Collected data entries
━━━━━━━━━━━━━━━━━━━━
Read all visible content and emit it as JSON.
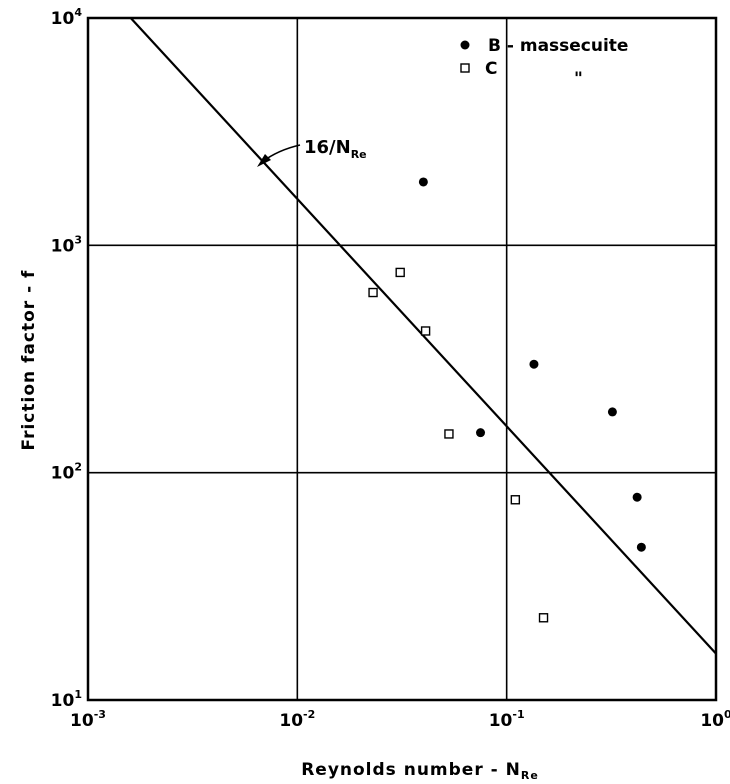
{
  "chart_data": {
    "type": "scatter",
    "xscale": "log",
    "yscale": "log",
    "xlim": [
      0.001,
      1
    ],
    "ylim": [
      10,
      10000
    ],
    "grid": true,
    "xlabel": {
      "main": "Reynolds number - N",
      "sub": "Re"
    },
    "ylabel": "Friction factor - f",
    "x_ticks": [
      {
        "base": "10",
        "exp": "-3",
        "value": 0.001
      },
      {
        "base": "10",
        "exp": "-2",
        "value": 0.01
      },
      {
        "base": "10",
        "exp": "-1",
        "value": 0.1
      },
      {
        "base": "10",
        "exp": "0",
        "value": 1
      }
    ],
    "y_ticks": [
      {
        "base": "10",
        "exp": "1",
        "value": 10
      },
      {
        "base": "10",
        "exp": "2",
        "value": 100
      },
      {
        "base": "10",
        "exp": "3",
        "value": 1000
      },
      {
        "base": "10",
        "exp": "4",
        "value": 10000
      }
    ],
    "legend_position": "top-right",
    "series": [
      {
        "name": "B - massecuite",
        "marker": "filled-circle",
        "points": [
          {
            "x": 0.04,
            "y": 1900
          },
          {
            "x": 0.075,
            "y": 150
          },
          {
            "x": 0.135,
            "y": 300
          },
          {
            "x": 0.32,
            "y": 185
          },
          {
            "x": 0.42,
            "y": 78
          },
          {
            "x": 0.44,
            "y": 47
          }
        ]
      },
      {
        "name": "C",
        "ditto_mark": "\"",
        "marker": "open-square",
        "points": [
          {
            "x": 0.023,
            "y": 620
          },
          {
            "x": 0.031,
            "y": 760
          },
          {
            "x": 0.041,
            "y": 420
          },
          {
            "x": 0.053,
            "y": 148
          },
          {
            "x": 0.11,
            "y": 76
          },
          {
            "x": 0.15,
            "y": 23
          }
        ]
      }
    ],
    "reference_line": {
      "label_main": "16/N",
      "label_sub": "Re",
      "coefficient": 16
    }
  }
}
━━━━━━━━━━━━━━━━━━━━
INSTRUCTION:
Verbatim reproduction of every record is required; images are left out.

THE SOLUTION:
Read all visible content and emit it as JSON.
{
  "chart_data": {
    "type": "scatter",
    "xscale": "log",
    "yscale": "log",
    "xlim": [
      0.001,
      1
    ],
    "ylim": [
      10,
      10000
    ],
    "grid": true,
    "xlabel": {
      "main": "Reynolds number - N",
      "sub": "Re"
    },
    "ylabel": "Friction factor - f",
    "x_ticks": [
      {
        "base": "10",
        "exp": "-3",
        "value": 0.001
      },
      {
        "base": "10",
        "exp": "-2",
        "value": 0.01
      },
      {
        "base": "10",
        "exp": "-1",
        "value": 0.1
      },
      {
        "base": "10",
        "exp": "0",
        "value": 1
      }
    ],
    "y_ticks": [
      {
        "base": "10",
        "exp": "1",
        "value": 10
      },
      {
        "base": "10",
        "exp": "2",
        "value": 100
      },
      {
        "base": "10",
        "exp": "3",
        "value": 1000
      },
      {
        "base": "10",
        "exp": "4",
        "value": 10000
      }
    ],
    "legend_position": "top-right",
    "series": [
      {
        "name": "B - massecuite",
        "marker": "filled-circle",
        "points": [
          {
            "x": 0.04,
            "y": 1900
          },
          {
            "x": 0.075,
            "y": 150
          },
          {
            "x": 0.135,
            "y": 300
          },
          {
            "x": 0.32,
            "y": 185
          },
          {
            "x": 0.42,
            "y": 78
          },
          {
            "x": 0.44,
            "y": 47
          }
        ]
      },
      {
        "name": "C",
        "ditto_mark": "\"",
        "marker": "open-square",
        "points": [
          {
            "x": 0.023,
            "y": 620
          },
          {
            "x": 0.031,
            "y": 760
          },
          {
            "x": 0.041,
            "y": 420
          },
          {
            "x": 0.053,
            "y": 148
          },
          {
            "x": 0.11,
            "y": 76
          },
          {
            "x": 0.15,
            "y": 23
          }
        ]
      }
    ],
    "reference_line": {
      "label_main": "16/N",
      "label_sub": "Re",
      "coefficient": 16
    }
  }
}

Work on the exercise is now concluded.